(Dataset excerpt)
..............................
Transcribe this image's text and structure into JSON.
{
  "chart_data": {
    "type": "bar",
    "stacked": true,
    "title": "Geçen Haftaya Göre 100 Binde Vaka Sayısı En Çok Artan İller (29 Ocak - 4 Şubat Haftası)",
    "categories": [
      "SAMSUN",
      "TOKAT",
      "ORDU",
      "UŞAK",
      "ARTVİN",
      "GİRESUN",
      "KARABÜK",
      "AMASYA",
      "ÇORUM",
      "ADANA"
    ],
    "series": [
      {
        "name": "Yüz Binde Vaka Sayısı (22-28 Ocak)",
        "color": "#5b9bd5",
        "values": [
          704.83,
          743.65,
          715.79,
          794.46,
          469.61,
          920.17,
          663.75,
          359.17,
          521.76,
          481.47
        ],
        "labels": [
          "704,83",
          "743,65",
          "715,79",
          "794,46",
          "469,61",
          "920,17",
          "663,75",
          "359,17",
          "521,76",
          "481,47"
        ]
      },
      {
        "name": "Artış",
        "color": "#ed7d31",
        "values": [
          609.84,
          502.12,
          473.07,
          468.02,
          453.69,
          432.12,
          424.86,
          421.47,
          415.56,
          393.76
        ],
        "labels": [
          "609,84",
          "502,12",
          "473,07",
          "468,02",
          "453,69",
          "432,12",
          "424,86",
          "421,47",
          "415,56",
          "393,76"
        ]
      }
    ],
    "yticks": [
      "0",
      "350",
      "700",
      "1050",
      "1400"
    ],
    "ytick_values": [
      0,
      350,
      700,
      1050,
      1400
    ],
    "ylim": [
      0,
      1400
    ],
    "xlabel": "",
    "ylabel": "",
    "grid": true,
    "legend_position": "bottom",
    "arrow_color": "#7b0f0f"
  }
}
..............................
Output each entry precisely as given.

Correct result
Transcribe this image's text and structure into JSON.
{
  "chart_data": {
    "type": "bar",
    "stacked": true,
    "title": "Geçen Haftaya Göre 100 Binde Vaka Sayısı En Çok Artan İller (29 Ocak - 4 Şubat Haftası)",
    "categories": [
      "SAMSUN",
      "TOKAT",
      "ORDU",
      "UŞAK",
      "ARTVİN",
      "GİRESUN",
      "KARABÜK",
      "AMASYA",
      "ÇORUM",
      "ADANA"
    ],
    "series": [
      {
        "name": "Yüz Binde Vaka Sayısı (22-28 Ocak)",
        "color": "#5b9bd5",
        "values": [
          704.83,
          743.65,
          715.79,
          794.46,
          469.61,
          920.17,
          663.75,
          359.17,
          521.76,
          481.47
        ],
        "labels": [
          "704,83",
          "743,65",
          "715,79",
          "794,46",
          "469,61",
          "920,17",
          "663,75",
          "359,17",
          "521,76",
          "481,47"
        ]
      },
      {
        "name": "Artış",
        "color": "#ed7d31",
        "values": [
          609.84,
          502.12,
          473.07,
          468.02,
          453.69,
          432.12,
          424.86,
          421.47,
          415.56,
          393.76
        ],
        "labels": [
          "609,84",
          "502,12",
          "473,07",
          "468,02",
          "453,69",
          "432,12",
          "424,86",
          "421,47",
          "415,56",
          "393,76"
        ]
      }
    ],
    "yticks": [
      "0",
      "350",
      "700",
      "1050",
      "1400"
    ],
    "ytick_values": [
      0,
      350,
      700,
      1050,
      1400
    ],
    "ylim": [
      0,
      1400
    ],
    "xlabel": "",
    "ylabel": "",
    "grid": true,
    "legend_position": "bottom",
    "arrow_color": "#7b0f0f"
  }
}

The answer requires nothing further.